▶ _Document segment_
BEGIN

One of the most important decisions for Borrowers Rights in the history of Hawaii has been made with this decision. Honorable Judge J. Michael Seabright of the Hawaii United States District Court, today GRANTED the homeowners’ Motion to Dismiss the case filed against them in federal district court by Plaintiff Deutsche Bank National Trust Company, as Trustee Morgan Stanley ABS Capital I Inc. Trust 2007-NC1 Mortgage Pass-Through Certificates, Series 2007-NC1.
The Williamses (Leigafoalii Tafue Williams and Papu Christopher Williams), who were represented by Honolulu attorney, James J. Bickerton (Jim), of Bickerton Lee Dang & Sullivan, filed a Motion to Dismiss pursuant to Federal Rule of Civil Procedure 12(b)(1), in which they argue, among other things, that Plaintiff has no standing to foreclose because it has not established that it was validly assigned the Mortgage and Note.
The Court noted that: “Because the court finds that Plaintiff has failed to establish its standing to bring this action, the court need not reach the Williamses’ other arguments for dismissal.”
Honorable Judge J. Michael Seabright gets it! And his ORDER was detailed. In the Discussion, Judge Seabright notes an argument that homeowners have being trying to persuade the courts (especially at the lower state levels) to grasp: STANDING and JURISDICTION.
“Standing is a requirement grounded in Article III of the United States Constitution, and a defect in standing cannot be waived by the parties. Chapman v. Pier 1 Imports (US.) Inc., 631 F.3d 939,954 (9th Cir. 2011). A litigant must have both constitutional standing and prudential standing for a federal court to exercise jurisdiction over the case. Elk Grove Unified Sch. Dist. v. Newdow, 542 U.S. 1, 11 (2004). Constitutional standing requires the plaintiff to “show that the conduct of which he complains has caused him to suffer an ‘injury in fact’ that a favorable judgment will redress.” Id. at 12. In comparison, “prudential standing encompasses the general prohibition on a litigant’s raising another person’s legal rights.” Id. (citation and quotation signals omitted); see also Oregon v. Legal Servs. Corp., 552 F.3d 965, 971 (9th Cir. 2009).”
Let’s continue – but we’ll get back to that injury issue later in the post.
The WILLIAMSES’ ORDER continues: “The Williamses factually attack Plaintiff’s prudential standing to foreclose, arguing that there is no evidence establishing that Plaintiff was validly assigned the Mortgage and Note on the subject property. The issue of whether Plaintiff was validly assigned the Mortgage and Note is inextricably intertwined with the merits of the Plaintiffs claims seeking to foreclose…”
Of course, this was a New Century Mortgage (Home123) and the Plaintiffs were taking part in a fabricated assignment in 2009 to a 2007 Trust… (that boat had sailed 2 years before because theTrust had long since closed) – but even more compelling in the Motion to Dismiss-Memorandum was the Williamses assertion that New Century aka Home123 was in a liquidating bankruptcy as of August 1, 2008 and they had nothing to assign in January 2009.

END

▶ _Assignment_
Name each earlier court case that the foreclosure post quotes the judge's order as citing.

▶ _Record extracts_

BEGIN

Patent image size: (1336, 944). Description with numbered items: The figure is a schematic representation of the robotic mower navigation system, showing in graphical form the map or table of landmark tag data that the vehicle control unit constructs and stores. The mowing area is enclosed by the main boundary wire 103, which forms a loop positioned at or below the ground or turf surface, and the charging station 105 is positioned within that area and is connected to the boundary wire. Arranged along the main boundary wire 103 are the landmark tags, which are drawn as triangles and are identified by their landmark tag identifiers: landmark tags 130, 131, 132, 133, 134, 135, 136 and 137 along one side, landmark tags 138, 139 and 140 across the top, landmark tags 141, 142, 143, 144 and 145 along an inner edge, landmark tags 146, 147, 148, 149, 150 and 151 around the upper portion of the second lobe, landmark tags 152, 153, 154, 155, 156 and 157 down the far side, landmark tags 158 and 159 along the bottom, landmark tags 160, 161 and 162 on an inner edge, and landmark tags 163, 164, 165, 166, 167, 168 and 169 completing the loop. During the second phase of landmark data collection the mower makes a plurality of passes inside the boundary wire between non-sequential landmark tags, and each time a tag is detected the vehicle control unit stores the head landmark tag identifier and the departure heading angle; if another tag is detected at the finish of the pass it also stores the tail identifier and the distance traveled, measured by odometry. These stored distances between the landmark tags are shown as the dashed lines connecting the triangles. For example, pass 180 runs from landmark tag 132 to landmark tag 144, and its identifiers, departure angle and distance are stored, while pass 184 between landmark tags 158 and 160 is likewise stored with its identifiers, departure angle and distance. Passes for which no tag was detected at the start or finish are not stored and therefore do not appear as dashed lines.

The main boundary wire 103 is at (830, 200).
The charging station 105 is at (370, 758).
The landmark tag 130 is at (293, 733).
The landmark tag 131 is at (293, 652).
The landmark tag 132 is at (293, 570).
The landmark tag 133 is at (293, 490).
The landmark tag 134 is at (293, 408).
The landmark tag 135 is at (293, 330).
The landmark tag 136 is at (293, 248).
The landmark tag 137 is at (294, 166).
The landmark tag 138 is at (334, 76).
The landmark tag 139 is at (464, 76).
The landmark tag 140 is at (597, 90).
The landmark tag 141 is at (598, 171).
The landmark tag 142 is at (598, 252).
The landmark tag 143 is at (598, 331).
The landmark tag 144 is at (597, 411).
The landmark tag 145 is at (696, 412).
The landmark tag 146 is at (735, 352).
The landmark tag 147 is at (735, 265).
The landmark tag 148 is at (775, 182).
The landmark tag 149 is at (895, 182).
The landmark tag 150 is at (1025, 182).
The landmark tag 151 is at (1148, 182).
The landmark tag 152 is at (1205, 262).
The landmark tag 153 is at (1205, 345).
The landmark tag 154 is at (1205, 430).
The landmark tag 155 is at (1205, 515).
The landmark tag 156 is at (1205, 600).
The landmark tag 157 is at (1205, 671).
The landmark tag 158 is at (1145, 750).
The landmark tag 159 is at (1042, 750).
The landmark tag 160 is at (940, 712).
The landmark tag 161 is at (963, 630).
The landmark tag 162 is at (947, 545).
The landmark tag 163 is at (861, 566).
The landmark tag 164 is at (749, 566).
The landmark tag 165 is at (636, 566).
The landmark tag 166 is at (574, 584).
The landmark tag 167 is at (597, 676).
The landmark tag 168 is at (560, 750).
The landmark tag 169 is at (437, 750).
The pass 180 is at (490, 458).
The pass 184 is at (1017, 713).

END

▶ _Task answer_
Chapman v. Pier 1 Imports (US.) Inc.
Elk Grove Unified Sch. Dist. v. Newdow
Oregon v. Legal Servs. Corp.